* GOAL: The records below hold pictures; please leave those out and retype the rest exactly.

* RECORDS FOR THE TASK:
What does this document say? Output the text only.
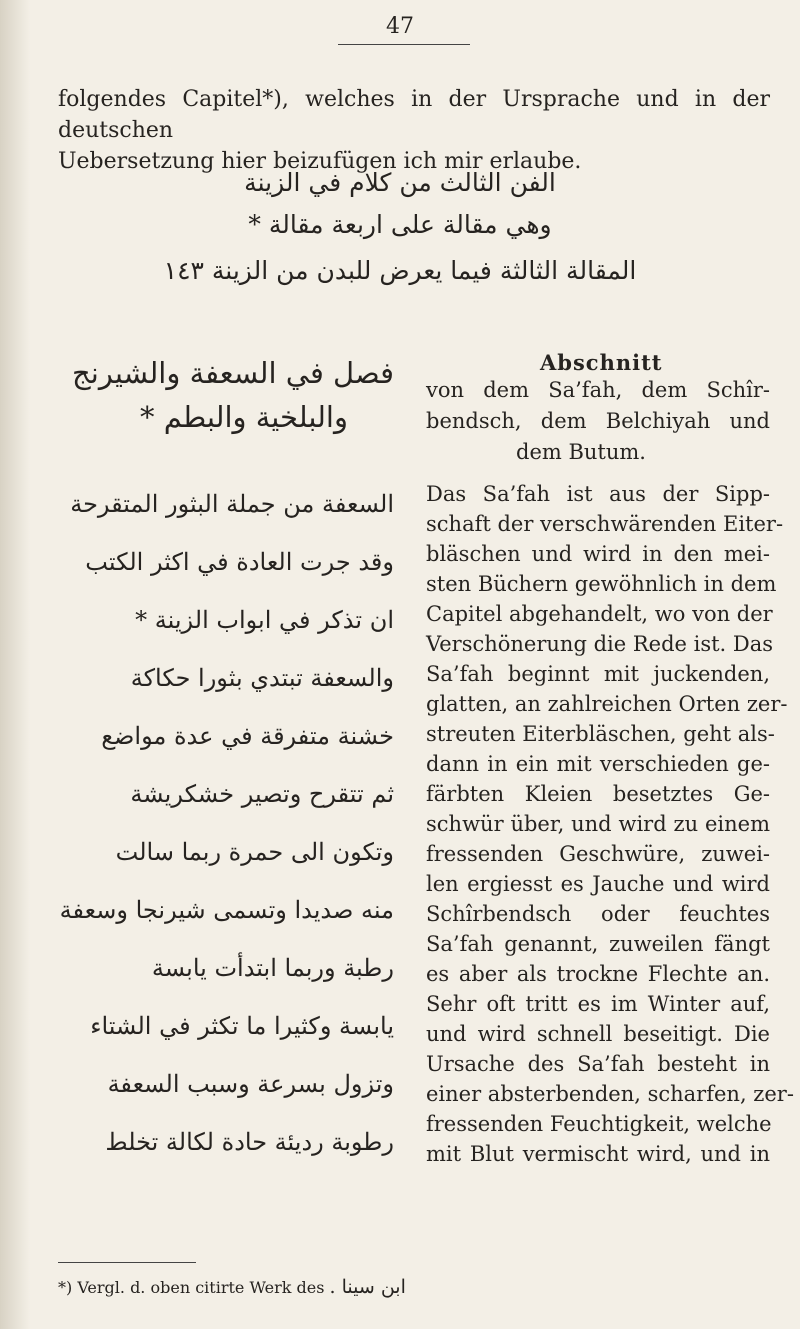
47

folgendes Capitel*), welches in der Ursprache und in der deutschen
Uebersetzung hier beizufügen ich mir erlaube.

الفن الثالث من كلام في الزينة
وهي مقالة على اربعة مقالة *
المقالة الثالثة فيما يعرض للبدن من الزينة ١٤٣
فصل في السعفة والشيرنج
والبلخية والبطم *
Abschnitt
von dem Sa’fah, dem Schîr-
bendsch, dem Belchiyah und
dem Butum.
السعفة من جملة البثور المتقرحة
وقد جرت العادة في اكثر الكتب
ان تذكر في ابواب الزينة *
والسعفة تبتدي بثورا حكاكة
خشنة متفرقة في عدة مواضع
ثم تتقرح وتصير خشكريشة
وتكون الى حمرة ربما سالت
منه صديدا وتسمى شيرنجا وسعفة
رطبة وربما ابتدأت يابسة
يابسة وكثيرا ما تكثر في الشتاء
وتزول بسرعة وسبب السعفة
رطوبة رديئة حادة لكالة تخلط
Das Sa’fah ist aus der Sipp-
schaft der verschwärenden Eiter-
bläschen und wird in den mei-
sten Büchern gewöhnlich in dem
Capitel abgehandelt, wo von der
Verschönerung die Rede ist. Das
Sa’fah beginnt mit juckenden,
glatten, an zahlreichen Orten zer-
streuten Eiterbläschen, geht als-
dann in ein mit verschieden ge-
färbten Kleien besetztes Ge-
schwür über, und wird zu einem
fressenden Geschwüre, zuwei-
len ergiesst es Jauche und wird
Schîrbendsch oder feuchtes
Sa’fah genannt, zuweilen fängt
es aber als trockne Flechte an.
Sehr oft tritt es im Winter auf,
und wird schnell beseitigt. Die
Ursache des Sa’fah besteht in
einer absterbenden, scharfen, zer-
fressenden Feuchtigkeit, welche
mit Blut vermischt wird, und in
*) Vergl. d. oben citirte Werk des ابن سينا .
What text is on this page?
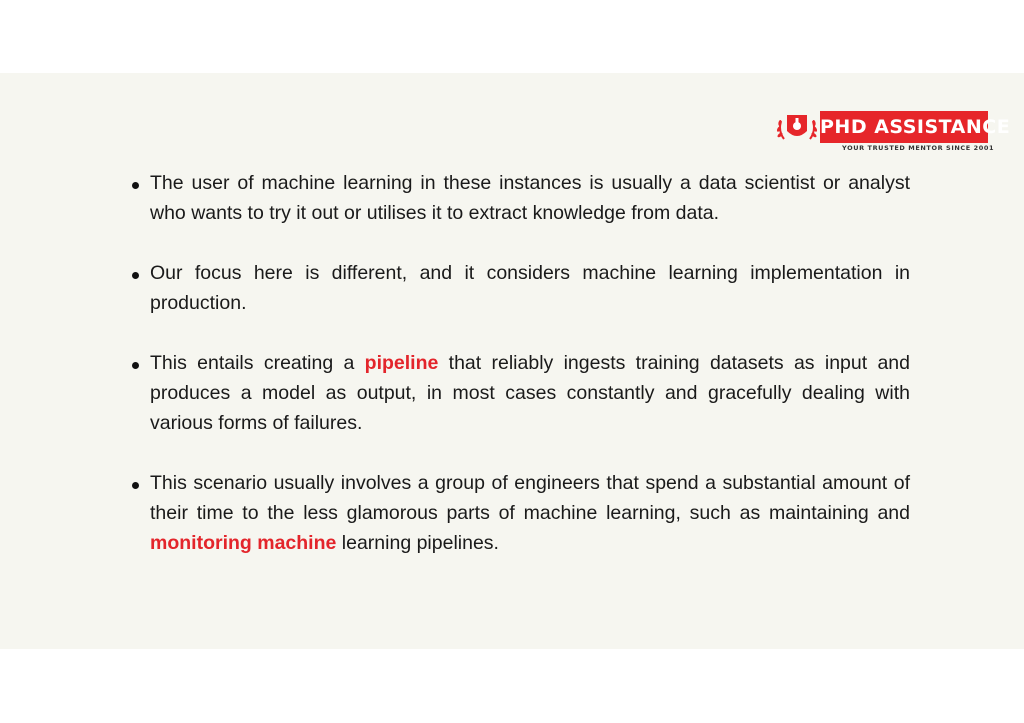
PHD ASSISTANCE
YOUR TRUSTED MENTOR SINCE 2001
The user of machine learning in these instances is usually a data scientist or analyst who wants to try it out or utilises it to extract knowledge from data.
Our focus here is different, and it considers machine learning implementation in production.
This entails creating a pipeline that reliably ingests training datasets as input and produces a model as output, in most cases constantly and gracefully dealing with various forms of failures.
This scenario usually involves a group of engineers that spend a substantial amount of their time to the less glamorous parts of machine learning, such as maintaining and monitoring machine learning pipelines.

* TASK ANSWER:
What does this document say? Output the text only.
47

folgendes Capitel*), welches in der Ursprache und in der deutschen
Uebersetzung hier beizufügen ich mir erlaube.

الفن الثالث من كلام في الزينة
وهي مقالة على اربعة مقالة *
المقالة الثالثة فيما يعرض للبدن من الزينة ١٤٣
فصل في السعفة والشيرنج
والبلخية والبطم *
Abschnitt
von dem Sa’fah, dem Schîr-
bendsch, dem Belchiyah und
dem Butum.
السعفة من جملة البثور المتقرحة
وقد جرت العادة في اكثر الكتب
ان تذكر في ابواب الزينة *
والسعفة تبتدي بثورا حكاكة
خشنة متفرقة في عدة مواضع
ثم تتقرح وتصير خشكريشة
وتكون الى حمرة ربما سالت
منه صديدا وتسمى شيرنجا وسعفة
رطبة وربما ابتدأت يابسة
يابسة وكثيرا ما تكثر في الشتاء
وتزول بسرعة وسبب السعفة
رطوبة رديئة حادة لكالة تخلط
Das Sa’fah ist aus der Sipp-
schaft der verschwärenden Eiter-
bläschen und wird in den mei-
sten Büchern gewöhnlich in dem
Capitel abgehandelt, wo von der
Verschönerung die Rede ist. Das
Sa’fah beginnt mit juckenden,
glatten, an zahlreichen Orten zer-
streuten Eiterbläschen, geht als-
dann in ein mit verschieden ge-
färbten Kleien besetztes Ge-
schwür über, und wird zu einem
fressenden Geschwüre, zuwei-
len ergiesst es Jauche und wird
Schîrbendsch oder feuchtes
Sa’fah genannt, zuweilen fängt
es aber als trockne Flechte an.
Sehr oft tritt es im Winter auf,
und wird schnell beseitigt. Die
Ursache des Sa’fah besteht in
einer absterbenden, scharfen, zer-
fressenden Feuchtigkeit, welche
mit Blut vermischt wird, und in
*) Vergl. d. oben citirte Werk des ابن سينا .
What text is on this page?
PHD ASSISTANCE
YOUR TRUSTED MENTOR SINCE 2001
The user of machine learning in these instances is usually a data scientist or analyst who wants to try it out or utilises it to extract knowledge from data.
Our focus here is different, and it considers machine learning implementation in production.
This entails creating a pipeline that reliably ingests training datasets as input and produces a model as output, in most cases constantly and gracefully dealing with various forms of failures.
This scenario usually involves a group of engineers that spend a substantial amount of their time to the less glamorous parts of machine learning, such as maintaining and monitoring machine learning pipelines.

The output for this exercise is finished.